→ **AIM OF THE EXERCISE**: Restate each entry word for word, leaving nothing out.

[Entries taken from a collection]
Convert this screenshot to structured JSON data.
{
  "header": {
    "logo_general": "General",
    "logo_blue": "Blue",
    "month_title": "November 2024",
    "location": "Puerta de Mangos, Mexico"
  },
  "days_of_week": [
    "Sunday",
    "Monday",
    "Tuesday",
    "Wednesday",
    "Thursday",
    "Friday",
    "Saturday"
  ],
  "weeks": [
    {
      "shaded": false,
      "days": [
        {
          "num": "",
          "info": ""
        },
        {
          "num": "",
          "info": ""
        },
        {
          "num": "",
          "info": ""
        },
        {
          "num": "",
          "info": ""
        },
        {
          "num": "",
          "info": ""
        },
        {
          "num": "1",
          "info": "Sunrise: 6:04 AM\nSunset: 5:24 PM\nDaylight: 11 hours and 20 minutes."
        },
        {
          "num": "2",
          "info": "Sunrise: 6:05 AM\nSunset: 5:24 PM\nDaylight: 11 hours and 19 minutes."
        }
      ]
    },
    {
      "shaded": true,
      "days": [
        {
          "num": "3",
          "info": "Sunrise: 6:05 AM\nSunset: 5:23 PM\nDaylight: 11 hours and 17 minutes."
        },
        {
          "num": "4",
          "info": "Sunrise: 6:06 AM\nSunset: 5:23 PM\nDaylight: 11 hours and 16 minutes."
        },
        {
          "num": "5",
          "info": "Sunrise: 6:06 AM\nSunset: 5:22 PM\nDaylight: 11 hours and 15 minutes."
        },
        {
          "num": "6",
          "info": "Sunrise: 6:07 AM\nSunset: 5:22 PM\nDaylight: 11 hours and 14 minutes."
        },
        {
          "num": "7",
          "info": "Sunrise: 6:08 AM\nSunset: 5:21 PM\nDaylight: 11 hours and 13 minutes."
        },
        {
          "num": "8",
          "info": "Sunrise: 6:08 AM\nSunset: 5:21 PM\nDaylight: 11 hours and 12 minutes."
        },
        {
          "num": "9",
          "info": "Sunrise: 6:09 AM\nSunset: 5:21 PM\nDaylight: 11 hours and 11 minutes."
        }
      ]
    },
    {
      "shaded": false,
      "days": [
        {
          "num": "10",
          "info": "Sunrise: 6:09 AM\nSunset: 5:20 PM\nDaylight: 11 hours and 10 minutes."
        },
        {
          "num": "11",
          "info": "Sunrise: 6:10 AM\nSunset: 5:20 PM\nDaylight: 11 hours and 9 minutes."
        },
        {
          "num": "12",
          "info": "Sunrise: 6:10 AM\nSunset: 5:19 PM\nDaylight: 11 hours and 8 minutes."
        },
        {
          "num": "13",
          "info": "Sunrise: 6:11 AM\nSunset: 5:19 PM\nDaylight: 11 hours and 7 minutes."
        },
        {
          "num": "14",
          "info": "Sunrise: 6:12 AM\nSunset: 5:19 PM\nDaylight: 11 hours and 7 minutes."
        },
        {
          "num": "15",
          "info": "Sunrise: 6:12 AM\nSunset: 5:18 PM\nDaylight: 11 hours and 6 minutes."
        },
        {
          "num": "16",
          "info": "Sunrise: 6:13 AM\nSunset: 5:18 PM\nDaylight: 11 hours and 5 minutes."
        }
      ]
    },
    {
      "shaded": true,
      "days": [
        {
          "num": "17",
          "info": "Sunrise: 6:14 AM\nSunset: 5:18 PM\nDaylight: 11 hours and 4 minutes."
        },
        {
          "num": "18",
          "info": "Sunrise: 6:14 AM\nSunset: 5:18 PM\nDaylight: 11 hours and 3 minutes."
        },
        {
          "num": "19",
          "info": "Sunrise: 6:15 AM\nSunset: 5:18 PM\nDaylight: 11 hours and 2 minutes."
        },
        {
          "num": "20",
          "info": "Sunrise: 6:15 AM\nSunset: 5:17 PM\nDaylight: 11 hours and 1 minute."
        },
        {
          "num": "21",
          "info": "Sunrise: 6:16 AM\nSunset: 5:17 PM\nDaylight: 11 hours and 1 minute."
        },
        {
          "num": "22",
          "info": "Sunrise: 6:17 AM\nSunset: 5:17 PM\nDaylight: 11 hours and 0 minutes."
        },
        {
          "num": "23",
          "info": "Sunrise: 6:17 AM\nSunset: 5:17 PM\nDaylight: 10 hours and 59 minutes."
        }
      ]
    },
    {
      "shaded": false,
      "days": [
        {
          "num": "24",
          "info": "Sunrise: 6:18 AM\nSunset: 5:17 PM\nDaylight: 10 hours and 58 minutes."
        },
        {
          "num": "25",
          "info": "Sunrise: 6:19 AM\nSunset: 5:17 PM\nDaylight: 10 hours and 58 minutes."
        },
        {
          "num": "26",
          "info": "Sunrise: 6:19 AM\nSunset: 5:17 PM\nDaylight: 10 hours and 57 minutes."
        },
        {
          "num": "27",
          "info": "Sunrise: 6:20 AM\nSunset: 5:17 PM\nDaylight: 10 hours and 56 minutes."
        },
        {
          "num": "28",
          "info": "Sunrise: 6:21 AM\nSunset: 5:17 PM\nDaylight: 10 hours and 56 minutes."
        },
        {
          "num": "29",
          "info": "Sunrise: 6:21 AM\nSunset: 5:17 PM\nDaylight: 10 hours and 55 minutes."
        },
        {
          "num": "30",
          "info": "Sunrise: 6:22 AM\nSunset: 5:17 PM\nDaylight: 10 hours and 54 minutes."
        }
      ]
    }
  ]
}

→ **OUTPUT FOR THIS EXERCISE**:
Convert this screenshot to structured JSON data.
{
  "header": {
    "logo_general": "General",
    "logo_blue": "Blue",
    "month_title": "November 2024",
    "location": "Puerta de Mangos, Mexico"
  },
  "days_of_week": [
    "Sunday",
    "Monday",
    "Tuesday",
    "Wednesday",
    "Thursday",
    "Friday",
    "Saturday"
  ],
  "weeks": [
    {
      "shaded": false,
      "days": [
        {
          "num": "",
          "info": ""
        },
        {
          "num": "",
          "info": ""
        },
        {
          "num": "",
          "info": ""
        },
        {
          "num": "",
          "info": ""
        },
        {
          "num": "",
          "info": ""
        },
        {
          "num": "1",
          "info": "Sunrise: 6:04 AM\nSunset: 5:24 PM\nDaylight: 11 hours and 20 minutes."
        },
        {
          "num": "2",
          "info": "Sunrise: 6:05 AM\nSunset: 5:24 PM\nDaylight: 11 hours and 19 minutes."
        }
      ]
    },
    {
      "shaded": true,
      "days": [
        {
          "num": "3",
          "info": "Sunrise: 6:05 AM\nSunset: 5:23 PM\nDaylight: 11 hours and 17 minutes."
        },
        {
          "num": "4",
          "info": "Sunrise: 6:06 AM\nSunset: 5:23 PM\nDaylight: 11 hours and 16 minutes."
        },
        {
          "num": "5",
          "info": "Sunrise: 6:06 AM\nSunset: 5:22 PM\nDaylight: 11 hours and 15 minutes."
        },
        {
          "num": "6",
          "info": "Sunrise: 6:07 AM\nSunset: 5:22 PM\nDaylight: 11 hours and 14 minutes."
        },
        {
          "num": "7",
          "info": "Sunrise: 6:08 AM\nSunset: 5:21 PM\nDaylight: 11 hours and 13 minutes."
        },
        {
          "num": "8",
          "info": "Sunrise: 6:08 AM\nSunset: 5:21 PM\nDaylight: 11 hours and 12 minutes."
        },
        {
          "num": "9",
          "info": "Sunrise: 6:09 AM\nSunset: 5:21 PM\nDaylight: 11 hours and 11 minutes."
        }
      ]
    },
    {
      "shaded": false,
      "days": [
        {
          "num": "10",
          "info": "Sunrise: 6:09 AM\nSunset: 5:20 PM\nDaylight: 11 hours and 10 minutes."
        },
        {
          "num": "11",
          "info": "Sunrise: 6:10 AM\nSunset: 5:20 PM\nDaylight: 11 hours and 9 minutes."
        },
        {
          "num": "12",
          "info": "Sunrise: 6:10 AM\nSunset: 5:19 PM\nDaylight: 11 hours and 8 minutes."
        },
        {
          "num": "13",
          "info": "Sunrise: 6:11 AM\nSunset: 5:19 PM\nDaylight: 11 hours and 7 minutes."
        },
        {
          "num": "14",
          "info": "Sunrise: 6:12 AM\nSunset: 5:19 PM\nDaylight: 11 hours and 7 minutes."
        },
        {
          "num": "15",
          "info": "Sunrise: 6:12 AM\nSunset: 5:18 PM\nDaylight: 11 hours and 6 minutes."
        },
        {
          "num": "16",
          "info": "Sunrise: 6:13 AM\nSunset: 5:18 PM\nDaylight: 11 hours and 5 minutes."
        }
      ]
    },
    {
      "shaded": true,
      "days": [
        {
          "num": "17",
          "info": "Sunrise: 6:14 AM\nSunset: 5:18 PM\nDaylight: 11 hours and 4 minutes."
        },
        {
          "num": "18",
          "info": "Sunrise: 6:14 AM\nSunset: 5:18 PM\nDaylight: 11 hours and 3 minutes."
        },
        {
          "num": "19",
          "info": "Sunrise: 6:15 AM\nSunset: 5:18 PM\nDaylight: 11 hours and 2 minutes."
        },
        {
          "num": "20",
          "info": "Sunrise: 6:15 AM\nSunset: 5:17 PM\nDaylight: 11 hours and 1 minute."
        },
        {
          "num": "21",
          "info": "Sunrise: 6:16 AM\nSunset: 5:17 PM\nDaylight: 11 hours and 1 minute."
        },
        {
          "num": "22",
          "info": "Sunrise: 6:17 AM\nSunset: 5:17 PM\nDaylight: 11 hours and 0 minutes."
        },
        {
          "num": "23",
          "info": "Sunrise: 6:17 AM\nSunset: 5:17 PM\nDaylight: 10 hours and 59 minutes."
        }
      ]
    },
    {
      "shaded": false,
      "days": [
        {
          "num": "24",
          "info": "Sunrise: 6:18 AM\nSunset: 5:17 PM\nDaylight: 10 hours and 58 minutes."
        },
        {
          "num": "25",
          "info": "Sunrise: 6:19 AM\nSunset: 5:17 PM\nDaylight: 10 hours and 58 minutes."
        },
        {
          "num": "26",
          "info": "Sunrise: 6:19 AM\nSunset: 5:17 PM\nDaylight: 10 hours and 57 minutes."
        },
        {
          "num": "27",
          "info": "Sunrise: 6:20 AM\nSunset: 5:17 PM\nDaylight: 10 hours and 56 minutes."
        },
        {
          "num": "28",
          "info": "Sunrise: 6:21 AM\nSunset: 5:17 PM\nDaylight: 10 hours and 56 minutes."
        },
        {
          "num": "29",
          "info": "Sunrise: 6:21 AM\nSunset: 5:17 PM\nDaylight: 10 hours and 55 minutes."
        },
        {
          "num": "30",
          "info": "Sunrise: 6:22 AM\nSunset: 5:17 PM\nDaylight: 10 hours and 54 minutes."
        }
      ]
    }
  ]
}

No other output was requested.